- _Instructions to follow_:
Check each line of the listing below for the string "household", and copy the ones that have it.

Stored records
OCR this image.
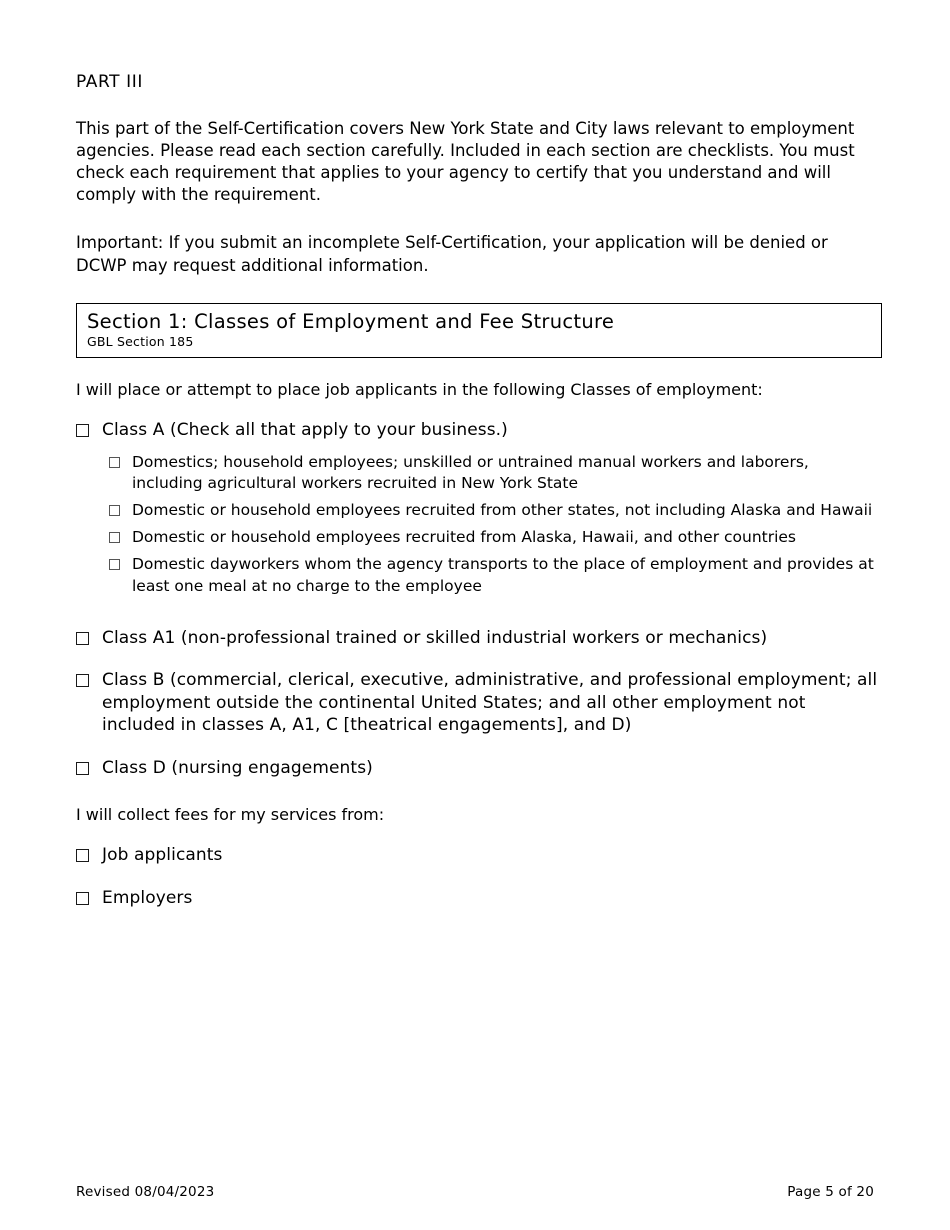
PART III

This part of the Self-Certification covers New York State and City laws relevant to employment agencies. Please read each section carefully. Included in each section are checklists. You must check each requirement that applies to your agency to certify that you understand and will comply with the requirement.

Important: If you submit an incomplete Self-Certification, your application will be denied or DCWP may request additional information.

Section 1: Classes of Employment and Fee Structure
GBL Section 185
I will place or attempt to place job applicants in the following Classes of employment:
Class A (Check all that apply to your business.)
Domestics; household employees; unskilled or untrained manual workers and laborers, including agricultural workers recruited in New York State
Domestic or household employees recruited from other states, not including Alaska and Hawaii
Domestic or household employees recruited from Alaska, Hawaii, and other countries
Domestic dayworkers whom the agency transports to the place of employment and provides at least one meal at no charge to the employee
Class A1 (non-professional trained or skilled industrial workers or mechanics)
Class B (commercial, clerical, executive, administrative, and professional employment; all employment outside the continental United States; and all other employment not included in classes A, A1, C [theatrical engagements], and D)
Class D (nursing engagements)
I will collect fees for my services from:
Job applicants
Employers
Revised 08/04/2023	Page 5 of 20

- _Response_:
Domestics; household employees; unskilled or untrained manual workers and laborers, including agricultural workers recruited in New York State
Domestic or household employees recruited from other states, not including Alaska and Hawaii
Domestic or household employees recruited from Alaska, Hawaii, and other countries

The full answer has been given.